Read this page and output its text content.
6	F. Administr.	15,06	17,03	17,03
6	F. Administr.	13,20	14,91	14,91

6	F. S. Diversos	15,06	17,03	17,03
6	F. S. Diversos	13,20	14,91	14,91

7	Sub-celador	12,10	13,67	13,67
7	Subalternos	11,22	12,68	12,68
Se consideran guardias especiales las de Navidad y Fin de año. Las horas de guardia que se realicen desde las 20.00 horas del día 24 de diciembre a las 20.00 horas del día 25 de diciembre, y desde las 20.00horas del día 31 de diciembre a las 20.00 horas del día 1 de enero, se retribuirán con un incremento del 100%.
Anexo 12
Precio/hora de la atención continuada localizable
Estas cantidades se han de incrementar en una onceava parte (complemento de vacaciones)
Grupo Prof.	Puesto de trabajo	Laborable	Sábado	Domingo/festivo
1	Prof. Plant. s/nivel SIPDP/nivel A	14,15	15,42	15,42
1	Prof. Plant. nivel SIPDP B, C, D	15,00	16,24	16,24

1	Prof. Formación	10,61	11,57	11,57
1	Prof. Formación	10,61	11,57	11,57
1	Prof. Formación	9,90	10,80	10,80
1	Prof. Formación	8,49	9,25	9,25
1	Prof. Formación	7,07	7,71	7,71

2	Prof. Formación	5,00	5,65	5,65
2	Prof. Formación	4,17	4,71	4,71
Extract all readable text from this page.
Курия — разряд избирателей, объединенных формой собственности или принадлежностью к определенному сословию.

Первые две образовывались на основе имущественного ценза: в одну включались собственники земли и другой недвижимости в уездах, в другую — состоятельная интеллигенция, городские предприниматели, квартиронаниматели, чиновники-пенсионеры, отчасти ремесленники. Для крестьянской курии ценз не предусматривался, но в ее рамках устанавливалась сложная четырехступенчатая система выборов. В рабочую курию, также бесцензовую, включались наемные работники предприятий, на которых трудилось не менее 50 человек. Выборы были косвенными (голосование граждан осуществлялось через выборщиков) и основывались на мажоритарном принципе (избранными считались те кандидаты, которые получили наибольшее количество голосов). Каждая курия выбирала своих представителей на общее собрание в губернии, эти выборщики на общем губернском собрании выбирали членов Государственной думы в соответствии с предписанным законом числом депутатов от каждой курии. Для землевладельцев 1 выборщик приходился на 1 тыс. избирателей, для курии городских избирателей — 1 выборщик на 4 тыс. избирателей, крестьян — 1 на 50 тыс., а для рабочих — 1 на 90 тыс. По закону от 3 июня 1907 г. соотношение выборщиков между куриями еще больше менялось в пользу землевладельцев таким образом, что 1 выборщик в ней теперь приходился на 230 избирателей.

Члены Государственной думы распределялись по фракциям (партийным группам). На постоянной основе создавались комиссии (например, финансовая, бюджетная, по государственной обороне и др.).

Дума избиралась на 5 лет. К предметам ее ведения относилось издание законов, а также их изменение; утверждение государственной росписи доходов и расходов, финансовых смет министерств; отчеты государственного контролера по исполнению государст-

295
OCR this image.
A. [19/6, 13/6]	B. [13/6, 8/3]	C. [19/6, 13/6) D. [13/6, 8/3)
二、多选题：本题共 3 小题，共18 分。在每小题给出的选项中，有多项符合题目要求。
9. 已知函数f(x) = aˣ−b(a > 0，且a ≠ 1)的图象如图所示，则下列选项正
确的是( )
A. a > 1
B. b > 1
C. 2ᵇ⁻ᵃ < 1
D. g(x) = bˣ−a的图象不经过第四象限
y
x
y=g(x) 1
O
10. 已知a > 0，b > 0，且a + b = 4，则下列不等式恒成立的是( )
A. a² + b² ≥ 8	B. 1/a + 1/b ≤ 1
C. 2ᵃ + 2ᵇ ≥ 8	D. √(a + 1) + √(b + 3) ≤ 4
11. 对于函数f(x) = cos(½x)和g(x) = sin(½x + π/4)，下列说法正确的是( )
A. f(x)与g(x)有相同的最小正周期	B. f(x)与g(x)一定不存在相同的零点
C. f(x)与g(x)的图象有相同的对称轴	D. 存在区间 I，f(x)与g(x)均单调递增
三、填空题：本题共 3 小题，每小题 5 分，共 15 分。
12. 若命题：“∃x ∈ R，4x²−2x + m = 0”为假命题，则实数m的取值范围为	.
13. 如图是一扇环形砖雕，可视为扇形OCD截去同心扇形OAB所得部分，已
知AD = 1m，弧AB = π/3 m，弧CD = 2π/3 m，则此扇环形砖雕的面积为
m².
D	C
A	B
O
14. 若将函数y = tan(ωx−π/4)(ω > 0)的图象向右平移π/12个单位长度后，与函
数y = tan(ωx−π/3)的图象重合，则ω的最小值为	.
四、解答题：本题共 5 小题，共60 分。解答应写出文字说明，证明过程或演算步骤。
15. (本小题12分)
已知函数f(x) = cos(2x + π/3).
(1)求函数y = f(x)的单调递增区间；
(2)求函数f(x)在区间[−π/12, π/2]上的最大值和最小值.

* _Exercise requirements_: All lines of the data above that include the word "Plant" must be shown.

* _Full solution_:
1	Prof. Plant. s/nivel SIPDP/nivel A	14,15	15,42	15,42
1	Prof. Plant. nivel SIPDP B, C, D	15,00	16,24	16,24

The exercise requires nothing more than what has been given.